--- BEGIN Material provided ---

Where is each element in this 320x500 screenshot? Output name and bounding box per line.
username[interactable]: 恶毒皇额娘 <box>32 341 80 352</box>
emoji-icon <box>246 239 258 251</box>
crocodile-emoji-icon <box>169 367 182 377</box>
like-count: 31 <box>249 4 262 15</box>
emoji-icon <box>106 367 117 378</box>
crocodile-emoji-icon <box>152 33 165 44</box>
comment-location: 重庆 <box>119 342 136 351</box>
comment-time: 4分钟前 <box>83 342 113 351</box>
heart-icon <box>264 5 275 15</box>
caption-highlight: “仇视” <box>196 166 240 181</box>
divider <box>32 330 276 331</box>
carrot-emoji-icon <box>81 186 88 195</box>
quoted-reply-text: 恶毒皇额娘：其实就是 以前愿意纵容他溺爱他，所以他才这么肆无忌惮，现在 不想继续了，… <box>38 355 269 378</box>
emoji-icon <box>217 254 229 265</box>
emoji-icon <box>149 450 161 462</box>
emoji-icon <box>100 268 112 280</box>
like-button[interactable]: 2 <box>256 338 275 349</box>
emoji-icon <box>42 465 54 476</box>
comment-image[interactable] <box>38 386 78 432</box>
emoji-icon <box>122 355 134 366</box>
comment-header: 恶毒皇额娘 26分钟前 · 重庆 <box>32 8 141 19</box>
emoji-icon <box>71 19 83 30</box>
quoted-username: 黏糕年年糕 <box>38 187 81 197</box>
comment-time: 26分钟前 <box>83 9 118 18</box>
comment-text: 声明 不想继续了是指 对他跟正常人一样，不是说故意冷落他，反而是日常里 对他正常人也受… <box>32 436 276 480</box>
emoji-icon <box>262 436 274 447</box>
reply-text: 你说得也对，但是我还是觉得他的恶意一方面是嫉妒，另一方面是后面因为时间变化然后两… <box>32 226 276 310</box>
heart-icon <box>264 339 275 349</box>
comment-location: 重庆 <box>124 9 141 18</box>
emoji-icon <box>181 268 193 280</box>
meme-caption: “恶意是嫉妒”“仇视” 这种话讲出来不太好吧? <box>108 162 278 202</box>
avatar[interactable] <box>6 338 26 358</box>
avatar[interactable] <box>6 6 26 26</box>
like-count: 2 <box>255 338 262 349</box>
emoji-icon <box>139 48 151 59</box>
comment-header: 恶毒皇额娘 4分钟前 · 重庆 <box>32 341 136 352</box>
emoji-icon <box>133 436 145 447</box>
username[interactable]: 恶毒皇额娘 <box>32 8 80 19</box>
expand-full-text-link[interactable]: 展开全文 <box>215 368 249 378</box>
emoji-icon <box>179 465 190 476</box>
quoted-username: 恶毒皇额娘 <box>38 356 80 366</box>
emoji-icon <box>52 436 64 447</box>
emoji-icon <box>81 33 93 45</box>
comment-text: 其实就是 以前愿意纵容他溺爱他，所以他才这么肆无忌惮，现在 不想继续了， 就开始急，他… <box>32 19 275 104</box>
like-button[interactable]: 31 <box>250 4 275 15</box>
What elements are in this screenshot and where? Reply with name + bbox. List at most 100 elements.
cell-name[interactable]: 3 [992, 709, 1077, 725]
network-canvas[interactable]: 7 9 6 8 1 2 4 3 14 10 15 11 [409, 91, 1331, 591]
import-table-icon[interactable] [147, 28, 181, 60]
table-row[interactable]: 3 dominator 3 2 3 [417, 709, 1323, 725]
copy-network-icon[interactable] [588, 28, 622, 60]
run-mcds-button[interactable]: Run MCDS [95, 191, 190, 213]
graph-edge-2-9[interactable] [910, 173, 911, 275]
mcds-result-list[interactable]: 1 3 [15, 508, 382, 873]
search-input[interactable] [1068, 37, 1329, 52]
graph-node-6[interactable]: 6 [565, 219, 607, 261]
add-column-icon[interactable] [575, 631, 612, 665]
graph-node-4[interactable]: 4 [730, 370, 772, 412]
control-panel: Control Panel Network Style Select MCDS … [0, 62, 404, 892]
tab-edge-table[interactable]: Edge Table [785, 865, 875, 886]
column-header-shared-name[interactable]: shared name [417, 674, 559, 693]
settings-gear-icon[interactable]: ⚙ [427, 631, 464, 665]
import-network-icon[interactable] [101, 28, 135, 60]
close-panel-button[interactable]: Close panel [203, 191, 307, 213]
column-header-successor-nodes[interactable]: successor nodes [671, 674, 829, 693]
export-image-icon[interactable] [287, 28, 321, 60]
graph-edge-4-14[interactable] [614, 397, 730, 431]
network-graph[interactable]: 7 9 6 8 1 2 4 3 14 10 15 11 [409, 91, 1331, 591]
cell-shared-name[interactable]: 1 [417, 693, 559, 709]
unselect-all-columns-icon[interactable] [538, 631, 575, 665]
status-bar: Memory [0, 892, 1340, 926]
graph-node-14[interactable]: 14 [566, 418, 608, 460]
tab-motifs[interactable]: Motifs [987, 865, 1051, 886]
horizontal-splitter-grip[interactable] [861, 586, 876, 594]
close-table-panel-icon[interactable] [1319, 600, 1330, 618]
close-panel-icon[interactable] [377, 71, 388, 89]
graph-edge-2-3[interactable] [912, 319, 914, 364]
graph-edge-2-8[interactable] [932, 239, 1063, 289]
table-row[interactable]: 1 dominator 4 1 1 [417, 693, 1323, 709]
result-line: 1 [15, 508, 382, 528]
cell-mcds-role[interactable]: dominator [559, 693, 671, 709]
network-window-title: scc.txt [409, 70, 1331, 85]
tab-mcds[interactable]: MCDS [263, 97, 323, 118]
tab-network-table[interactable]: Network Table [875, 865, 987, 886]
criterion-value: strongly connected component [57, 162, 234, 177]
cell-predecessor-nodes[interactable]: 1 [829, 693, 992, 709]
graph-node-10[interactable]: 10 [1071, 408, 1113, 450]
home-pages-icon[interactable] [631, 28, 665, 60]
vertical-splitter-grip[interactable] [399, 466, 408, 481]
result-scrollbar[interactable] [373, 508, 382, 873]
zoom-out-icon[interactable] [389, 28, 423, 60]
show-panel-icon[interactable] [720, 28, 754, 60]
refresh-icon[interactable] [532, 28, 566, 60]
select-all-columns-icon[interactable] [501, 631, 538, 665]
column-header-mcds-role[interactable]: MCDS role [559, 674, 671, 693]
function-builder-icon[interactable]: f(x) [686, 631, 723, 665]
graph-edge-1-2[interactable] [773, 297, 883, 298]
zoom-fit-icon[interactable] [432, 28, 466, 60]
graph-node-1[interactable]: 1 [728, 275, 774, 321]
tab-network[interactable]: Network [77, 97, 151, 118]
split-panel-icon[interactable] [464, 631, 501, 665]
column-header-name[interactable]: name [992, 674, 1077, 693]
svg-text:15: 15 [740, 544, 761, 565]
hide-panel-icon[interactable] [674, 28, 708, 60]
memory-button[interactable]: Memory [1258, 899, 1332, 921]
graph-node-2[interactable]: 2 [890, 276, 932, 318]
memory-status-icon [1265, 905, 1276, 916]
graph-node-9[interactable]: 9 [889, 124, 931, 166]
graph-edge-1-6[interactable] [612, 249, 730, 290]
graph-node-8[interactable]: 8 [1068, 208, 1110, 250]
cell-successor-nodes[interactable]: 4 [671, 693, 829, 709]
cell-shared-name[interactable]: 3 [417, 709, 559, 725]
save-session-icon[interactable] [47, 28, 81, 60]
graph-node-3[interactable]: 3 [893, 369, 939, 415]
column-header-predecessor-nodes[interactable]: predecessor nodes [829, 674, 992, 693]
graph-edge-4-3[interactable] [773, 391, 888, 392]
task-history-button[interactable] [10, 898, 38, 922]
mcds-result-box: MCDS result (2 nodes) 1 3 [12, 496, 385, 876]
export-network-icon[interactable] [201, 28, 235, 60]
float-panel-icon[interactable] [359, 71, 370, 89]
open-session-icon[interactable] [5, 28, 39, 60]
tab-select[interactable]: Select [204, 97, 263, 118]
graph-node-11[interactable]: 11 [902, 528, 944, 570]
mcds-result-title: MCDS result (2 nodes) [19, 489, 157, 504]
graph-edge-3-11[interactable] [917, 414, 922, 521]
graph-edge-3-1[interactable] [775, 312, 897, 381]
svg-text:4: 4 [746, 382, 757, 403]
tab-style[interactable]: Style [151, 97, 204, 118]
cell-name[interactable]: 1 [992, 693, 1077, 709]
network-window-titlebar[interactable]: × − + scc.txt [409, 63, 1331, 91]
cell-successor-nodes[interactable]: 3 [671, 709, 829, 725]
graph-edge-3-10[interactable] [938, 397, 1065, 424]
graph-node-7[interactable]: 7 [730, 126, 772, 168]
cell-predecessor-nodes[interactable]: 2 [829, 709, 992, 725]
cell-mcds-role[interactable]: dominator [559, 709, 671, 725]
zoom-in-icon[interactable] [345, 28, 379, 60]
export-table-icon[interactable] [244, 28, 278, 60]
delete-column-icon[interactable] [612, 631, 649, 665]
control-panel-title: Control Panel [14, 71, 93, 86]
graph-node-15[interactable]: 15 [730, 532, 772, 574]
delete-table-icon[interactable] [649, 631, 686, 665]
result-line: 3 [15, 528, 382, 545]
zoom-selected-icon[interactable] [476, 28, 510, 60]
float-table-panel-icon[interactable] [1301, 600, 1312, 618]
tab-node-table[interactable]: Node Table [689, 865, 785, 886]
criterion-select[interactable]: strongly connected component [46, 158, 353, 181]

--- END Material provided ---
--- BEGIN Material provided ---

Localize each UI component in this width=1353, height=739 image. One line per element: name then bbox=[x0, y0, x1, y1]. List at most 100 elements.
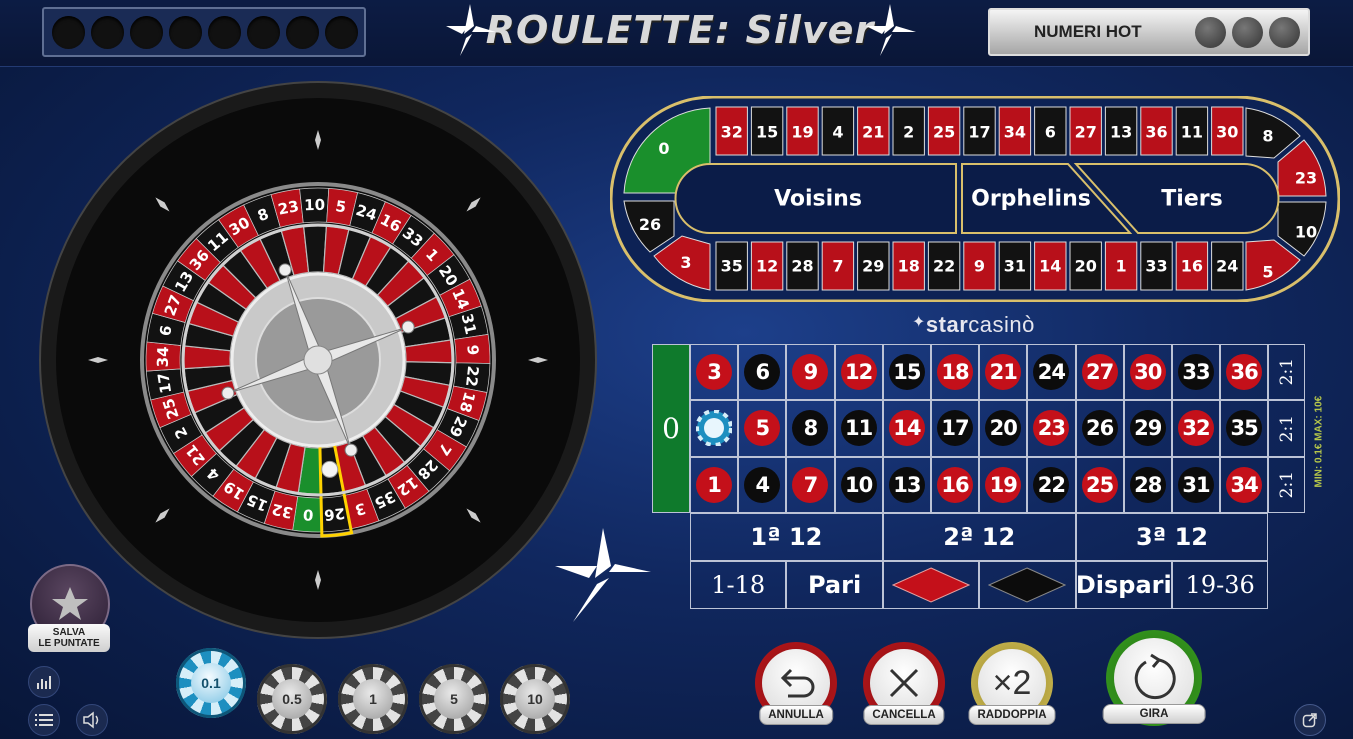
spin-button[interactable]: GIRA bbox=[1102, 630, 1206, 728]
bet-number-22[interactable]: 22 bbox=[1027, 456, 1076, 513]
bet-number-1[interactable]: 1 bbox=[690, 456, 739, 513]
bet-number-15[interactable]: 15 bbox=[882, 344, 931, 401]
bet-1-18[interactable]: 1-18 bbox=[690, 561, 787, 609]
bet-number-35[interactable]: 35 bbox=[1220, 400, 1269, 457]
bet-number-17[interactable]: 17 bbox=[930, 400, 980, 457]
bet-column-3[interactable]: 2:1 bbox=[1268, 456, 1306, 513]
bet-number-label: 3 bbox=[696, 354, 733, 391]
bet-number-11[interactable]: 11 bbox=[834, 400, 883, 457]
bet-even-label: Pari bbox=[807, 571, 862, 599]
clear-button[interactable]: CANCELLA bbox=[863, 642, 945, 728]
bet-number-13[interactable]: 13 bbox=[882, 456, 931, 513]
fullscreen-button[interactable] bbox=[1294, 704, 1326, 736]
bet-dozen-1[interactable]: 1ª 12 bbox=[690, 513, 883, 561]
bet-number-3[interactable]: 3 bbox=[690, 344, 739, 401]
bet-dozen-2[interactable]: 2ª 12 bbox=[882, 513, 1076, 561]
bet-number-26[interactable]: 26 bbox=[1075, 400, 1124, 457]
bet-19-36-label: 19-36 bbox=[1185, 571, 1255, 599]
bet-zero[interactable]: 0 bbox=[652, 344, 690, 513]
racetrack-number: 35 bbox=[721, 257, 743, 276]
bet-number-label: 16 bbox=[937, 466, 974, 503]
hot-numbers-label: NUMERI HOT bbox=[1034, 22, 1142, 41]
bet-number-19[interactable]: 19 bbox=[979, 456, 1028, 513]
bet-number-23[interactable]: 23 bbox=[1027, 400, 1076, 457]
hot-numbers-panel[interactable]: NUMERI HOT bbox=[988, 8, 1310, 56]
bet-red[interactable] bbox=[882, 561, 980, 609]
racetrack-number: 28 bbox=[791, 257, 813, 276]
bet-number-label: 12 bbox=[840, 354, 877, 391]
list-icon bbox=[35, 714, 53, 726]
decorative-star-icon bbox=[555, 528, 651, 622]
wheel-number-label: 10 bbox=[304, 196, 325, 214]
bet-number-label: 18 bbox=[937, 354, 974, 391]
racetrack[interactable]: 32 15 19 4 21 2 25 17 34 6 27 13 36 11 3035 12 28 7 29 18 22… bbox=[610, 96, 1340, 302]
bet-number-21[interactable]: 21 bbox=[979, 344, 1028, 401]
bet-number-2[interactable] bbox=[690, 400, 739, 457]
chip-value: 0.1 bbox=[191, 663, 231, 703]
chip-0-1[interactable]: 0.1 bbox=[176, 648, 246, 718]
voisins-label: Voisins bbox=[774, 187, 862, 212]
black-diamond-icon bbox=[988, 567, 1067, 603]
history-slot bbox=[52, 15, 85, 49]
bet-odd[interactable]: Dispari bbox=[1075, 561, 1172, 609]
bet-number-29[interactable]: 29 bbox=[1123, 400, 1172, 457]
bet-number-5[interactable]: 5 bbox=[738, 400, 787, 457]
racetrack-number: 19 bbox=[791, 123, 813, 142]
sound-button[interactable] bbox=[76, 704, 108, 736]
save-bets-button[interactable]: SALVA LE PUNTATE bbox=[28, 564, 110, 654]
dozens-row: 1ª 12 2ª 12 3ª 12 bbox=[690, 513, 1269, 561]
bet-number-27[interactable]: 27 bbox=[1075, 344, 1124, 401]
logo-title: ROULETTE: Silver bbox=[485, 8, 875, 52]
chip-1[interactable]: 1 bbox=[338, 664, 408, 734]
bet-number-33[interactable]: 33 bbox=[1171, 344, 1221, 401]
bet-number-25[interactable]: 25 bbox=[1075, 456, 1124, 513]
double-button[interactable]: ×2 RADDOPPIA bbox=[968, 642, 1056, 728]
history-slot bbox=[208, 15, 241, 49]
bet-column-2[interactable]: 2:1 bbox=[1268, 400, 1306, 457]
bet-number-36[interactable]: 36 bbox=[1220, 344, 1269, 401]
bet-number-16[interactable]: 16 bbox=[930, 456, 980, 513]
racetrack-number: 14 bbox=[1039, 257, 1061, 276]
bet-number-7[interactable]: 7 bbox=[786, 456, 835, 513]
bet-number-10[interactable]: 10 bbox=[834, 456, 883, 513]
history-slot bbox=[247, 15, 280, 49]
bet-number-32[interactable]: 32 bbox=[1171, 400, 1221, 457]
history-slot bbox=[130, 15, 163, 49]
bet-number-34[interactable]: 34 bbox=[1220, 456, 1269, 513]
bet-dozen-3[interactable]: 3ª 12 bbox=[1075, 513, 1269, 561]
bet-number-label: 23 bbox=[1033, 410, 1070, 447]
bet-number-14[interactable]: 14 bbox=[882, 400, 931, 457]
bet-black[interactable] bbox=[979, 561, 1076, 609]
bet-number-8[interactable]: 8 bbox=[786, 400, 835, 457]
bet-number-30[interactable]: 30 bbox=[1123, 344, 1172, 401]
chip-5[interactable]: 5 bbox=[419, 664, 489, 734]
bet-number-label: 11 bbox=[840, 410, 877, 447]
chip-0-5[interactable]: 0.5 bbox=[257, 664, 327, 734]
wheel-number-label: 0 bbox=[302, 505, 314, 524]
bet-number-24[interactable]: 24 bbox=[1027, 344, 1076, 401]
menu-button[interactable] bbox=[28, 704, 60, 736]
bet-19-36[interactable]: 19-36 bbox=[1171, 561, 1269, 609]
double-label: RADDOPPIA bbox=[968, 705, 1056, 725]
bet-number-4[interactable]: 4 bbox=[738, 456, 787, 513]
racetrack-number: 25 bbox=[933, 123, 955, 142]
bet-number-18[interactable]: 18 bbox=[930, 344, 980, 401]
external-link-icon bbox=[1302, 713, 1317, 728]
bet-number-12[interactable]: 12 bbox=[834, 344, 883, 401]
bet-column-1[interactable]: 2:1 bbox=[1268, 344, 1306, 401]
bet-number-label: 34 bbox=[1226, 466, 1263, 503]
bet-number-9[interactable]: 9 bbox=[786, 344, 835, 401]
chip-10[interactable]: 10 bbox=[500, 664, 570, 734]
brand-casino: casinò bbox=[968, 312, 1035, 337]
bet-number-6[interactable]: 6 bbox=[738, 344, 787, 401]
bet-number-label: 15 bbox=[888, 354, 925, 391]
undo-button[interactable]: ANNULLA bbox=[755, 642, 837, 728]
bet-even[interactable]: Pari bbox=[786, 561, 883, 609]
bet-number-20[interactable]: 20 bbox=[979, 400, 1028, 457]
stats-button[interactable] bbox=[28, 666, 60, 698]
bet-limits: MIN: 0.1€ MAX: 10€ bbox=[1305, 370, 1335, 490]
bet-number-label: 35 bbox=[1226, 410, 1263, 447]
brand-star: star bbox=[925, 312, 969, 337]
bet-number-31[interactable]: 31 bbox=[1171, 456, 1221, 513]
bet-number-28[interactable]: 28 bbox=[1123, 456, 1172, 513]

--- END Material provided ---

• _Task goal_
From the records above, return the lines that begin with the one containing "spin-button[interactable]: GIRA bbox=[1102, 630, 1206, 728]" and end with the one containing "hot-numbers-label: NUMERI HOT", both included, copied character for character.

• _Result of this task_
spin-button[interactable]: GIRA bbox=[1102, 630, 1206, 728]
bet-number-22[interactable]: 22 bbox=[1027, 456, 1076, 513]
bet-number-1[interactable]: 1 bbox=[690, 456, 739, 513]
bet-number-15[interactable]: 15 bbox=[882, 344, 931, 401]
bet-1-18[interactable]: 1-18 bbox=[690, 561, 787, 609]
bet-number-35[interactable]: 35 bbox=[1220, 400, 1269, 457]
bet-number-17[interactable]: 17 bbox=[930, 400, 980, 457]
bet-column-3[interactable]: 2:1 bbox=[1268, 456, 1306, 513]
bet-number-label: 3 bbox=[696, 354, 733, 391]
bet-number-11[interactable]: 11 bbox=[834, 400, 883, 457]
bet-even-label: Pari bbox=[807, 571, 862, 599]
clear-button[interactable]: CANCELLA bbox=[863, 642, 945, 728]
bet-number-13[interactable]: 13 bbox=[882, 456, 931, 513]
fullscreen-button[interactable] bbox=[1294, 704, 1326, 736]
bet-dozen-1[interactable]: 1ª 12 bbox=[690, 513, 883, 561]
bet-number-3[interactable]: 3 bbox=[690, 344, 739, 401]
bet-dozen-2[interactable]: 2ª 12 bbox=[882, 513, 1076, 561]
bet-number-26[interactable]: 26 bbox=[1075, 400, 1124, 457]
bet-19-36-label: 19-36 bbox=[1185, 571, 1255, 599]
bet-zero[interactable]: 0 bbox=[652, 344, 690, 513]
racetrack-number: 35 bbox=[721, 257, 743, 276]
bet-number-label: 16 bbox=[937, 466, 974, 503]
hot-numbers-label: NUMERI HOT bbox=[1034, 22, 1142, 41]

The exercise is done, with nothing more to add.